**CONSIGNE**
Recopiez à l'identique le passage de l'article sur la bulle Vox in excelso qui va de « Un article de » jusqu'à « le condamne pas. ».

+++ EXTRAIT DU TEXTE

Vox in excelso

Un article de Wikipédia, l'encyclopédie libre.

Armoiries de Clément V
Armoiries de Clément V

Vox in excelso est une bulle pontificale fulminée datée du 22 mars 1312, mais rendue publique uniquement le 3 avril de la même année par le pape Clément V, lors du concile de Vienne[1]. Elle établit officiellement la dissolution de l'Ordre du Temple, mais elle ne le condamne pas.

Elle fut adoptée lors d'un consistoire secret quelques jours avant sa publication, auquel assistèrent quelques cardinaux. Les quatre cinquièmes de l'assistance se prononcèrent pour la suppression.

Sommaire

[modifier] Extrait du texte de Vox in excelso

« Considérant donc l'infamie, les soupçons et les insinuations bruyantes et autres choses précitées qui se sont élevées contre l'ordre, et aussi la réception secrète et clandestine des frères de cet ordre; que nombre de ces frères se sont éloignés des coutumes générales, de la vie et des habitudes des autres fidèles du Christ, et ceci surtout quand ils recevaient d'autres [hommes] parmi les frères de leur ordre; [que] pendant cette réception, ils faisaient faire profession et jurer à ceux qu'ils recevaient de ne révéler à personne le mode de leur réception et de ne pas quitter cet ordre, en raison de quoi des présomptions se sont fait jour contre eux;
Considérant en outre le grave scandale que ces choses ont fait naître contre l'ordre, qui ne semblait pas pouvoir s'apaiser tant que cet ordre subsistait, et également le danger pour la foi et les âmes; que tant de choses horribles ont été commises par de très nombreux frères de cet ordre [...] qui sont tombés dans le péché d'une atroce apostasie contre le seigneur Jésus-Christ lui-même, dans le crime d'une détestable idolâtrie, dans l'exécrable outrage des Sodomites [...];
Considérant également que l'Église Romaine a parfois supprimé d'autres ordres illustres pour des faits bien moindres que ceux ci-dessus mentionnés, sans même qu'un blâme soit attaché aux frères : non sans amertume et tristesse de cœur, non pas en vertu d'une sentence judiciaire, mais par manière de provision ou d'ordonnance apostoliques, le susdit ordre du Temple et sa constitution, son habit et son nom par décret irrévocable et valable à perpétuité, et nous le soumettons à une interdiction perpétuelle avec l'approbation du saint concile, interdisant formellement à quiconque de se permettre à l'avenir d'entrer dans ledit ordre, de recevoir ou de porter son habit, ou d'agir en tant que Templier. Quiconque transgressera ceci encourra la sentence d'excommunication ipso facto.
En outre, nous réservons les personnes et les biens de cet ordre à l'ordonnance et disposition de notre siège apostolique, dont, par la grâce de la faveur divine, nous entendons disposer pour l'honneur de Dieu, l'exaltation de la foi chrétienne et la prospérité de la Terre Sainte avant la fin du présent concile. »

++++++
+++ ENREGISTREMENTS FOURNIS

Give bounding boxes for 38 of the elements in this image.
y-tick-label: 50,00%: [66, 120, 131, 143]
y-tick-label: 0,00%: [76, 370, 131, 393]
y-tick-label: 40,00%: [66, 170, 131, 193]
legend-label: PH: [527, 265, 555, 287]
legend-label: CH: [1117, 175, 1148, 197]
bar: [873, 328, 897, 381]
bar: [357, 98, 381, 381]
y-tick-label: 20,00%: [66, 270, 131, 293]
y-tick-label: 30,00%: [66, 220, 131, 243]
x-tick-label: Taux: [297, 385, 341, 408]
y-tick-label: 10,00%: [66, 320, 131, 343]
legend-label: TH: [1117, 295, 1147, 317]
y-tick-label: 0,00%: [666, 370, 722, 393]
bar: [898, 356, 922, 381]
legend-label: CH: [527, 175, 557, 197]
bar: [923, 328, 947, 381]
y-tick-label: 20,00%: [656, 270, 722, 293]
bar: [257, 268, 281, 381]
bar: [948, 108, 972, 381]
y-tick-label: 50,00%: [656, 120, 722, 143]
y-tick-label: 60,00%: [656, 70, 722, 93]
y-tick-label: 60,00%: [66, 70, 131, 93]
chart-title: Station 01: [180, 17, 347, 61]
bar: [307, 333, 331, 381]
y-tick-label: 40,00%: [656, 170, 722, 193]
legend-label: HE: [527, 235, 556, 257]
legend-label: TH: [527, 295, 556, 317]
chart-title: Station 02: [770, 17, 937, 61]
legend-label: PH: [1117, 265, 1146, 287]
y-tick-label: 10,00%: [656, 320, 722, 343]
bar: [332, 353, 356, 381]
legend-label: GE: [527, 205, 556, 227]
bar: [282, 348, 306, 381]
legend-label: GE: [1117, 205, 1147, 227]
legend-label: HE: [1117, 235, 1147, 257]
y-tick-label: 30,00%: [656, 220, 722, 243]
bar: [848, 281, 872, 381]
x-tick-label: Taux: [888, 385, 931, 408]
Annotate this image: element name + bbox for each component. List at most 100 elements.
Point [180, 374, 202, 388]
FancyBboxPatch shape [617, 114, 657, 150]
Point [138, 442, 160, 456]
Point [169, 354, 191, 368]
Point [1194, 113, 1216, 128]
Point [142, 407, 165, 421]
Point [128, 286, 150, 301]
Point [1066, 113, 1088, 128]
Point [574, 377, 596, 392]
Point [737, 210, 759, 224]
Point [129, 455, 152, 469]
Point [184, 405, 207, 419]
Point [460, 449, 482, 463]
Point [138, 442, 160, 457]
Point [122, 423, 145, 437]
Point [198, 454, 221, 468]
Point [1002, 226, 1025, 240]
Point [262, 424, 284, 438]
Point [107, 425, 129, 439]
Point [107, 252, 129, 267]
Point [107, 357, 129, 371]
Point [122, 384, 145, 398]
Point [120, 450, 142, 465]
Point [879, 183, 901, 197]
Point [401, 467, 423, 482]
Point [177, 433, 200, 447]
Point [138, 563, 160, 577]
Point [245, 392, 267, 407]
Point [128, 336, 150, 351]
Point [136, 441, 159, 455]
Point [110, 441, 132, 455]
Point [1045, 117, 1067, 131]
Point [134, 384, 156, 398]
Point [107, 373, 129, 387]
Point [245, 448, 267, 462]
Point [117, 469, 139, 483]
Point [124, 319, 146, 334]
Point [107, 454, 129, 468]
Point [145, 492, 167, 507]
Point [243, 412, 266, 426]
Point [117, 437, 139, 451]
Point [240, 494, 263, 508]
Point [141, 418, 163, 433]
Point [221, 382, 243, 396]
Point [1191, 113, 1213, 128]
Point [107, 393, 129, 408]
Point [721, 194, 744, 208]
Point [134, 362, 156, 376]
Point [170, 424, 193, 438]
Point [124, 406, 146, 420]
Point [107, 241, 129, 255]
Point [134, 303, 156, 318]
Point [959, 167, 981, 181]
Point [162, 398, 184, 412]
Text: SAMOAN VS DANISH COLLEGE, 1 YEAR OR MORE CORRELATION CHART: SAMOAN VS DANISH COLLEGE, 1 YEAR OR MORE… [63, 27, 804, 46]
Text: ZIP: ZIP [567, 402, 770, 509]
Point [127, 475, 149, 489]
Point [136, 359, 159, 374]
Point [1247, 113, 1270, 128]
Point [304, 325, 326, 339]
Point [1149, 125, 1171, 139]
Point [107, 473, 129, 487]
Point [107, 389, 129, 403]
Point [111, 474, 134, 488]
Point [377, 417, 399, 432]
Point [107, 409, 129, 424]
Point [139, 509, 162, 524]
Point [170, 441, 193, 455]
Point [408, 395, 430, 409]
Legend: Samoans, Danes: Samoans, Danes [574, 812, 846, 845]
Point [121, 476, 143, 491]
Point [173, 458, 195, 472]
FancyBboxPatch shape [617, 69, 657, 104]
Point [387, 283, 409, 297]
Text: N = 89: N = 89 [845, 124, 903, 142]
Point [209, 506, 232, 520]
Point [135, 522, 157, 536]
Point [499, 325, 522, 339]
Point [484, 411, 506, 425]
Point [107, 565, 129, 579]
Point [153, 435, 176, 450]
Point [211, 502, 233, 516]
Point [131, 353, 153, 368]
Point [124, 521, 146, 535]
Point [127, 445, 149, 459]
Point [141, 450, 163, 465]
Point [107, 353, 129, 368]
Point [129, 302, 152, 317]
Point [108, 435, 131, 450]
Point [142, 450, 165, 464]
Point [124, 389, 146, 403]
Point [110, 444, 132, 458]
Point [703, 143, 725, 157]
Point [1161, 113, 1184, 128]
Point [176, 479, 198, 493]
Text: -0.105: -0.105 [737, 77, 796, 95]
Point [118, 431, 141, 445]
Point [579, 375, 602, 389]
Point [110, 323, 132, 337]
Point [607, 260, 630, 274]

++++++

**CORRIGÉ**
Un article de Wikipédia, l'encyclopédie libre.

Armoiries de Clément V
Armoiries de Clément V

Vox in excelso est une bulle pontificale fulminée datée du 22 mars 1312, mais rendue publique uniquement le 3 avril de la même année par le pape Clément V, lors du concile de Vienne[1]. Elle établit officiellement la dissolution de l'Ordre du Temple, mais elle ne le condamne pas.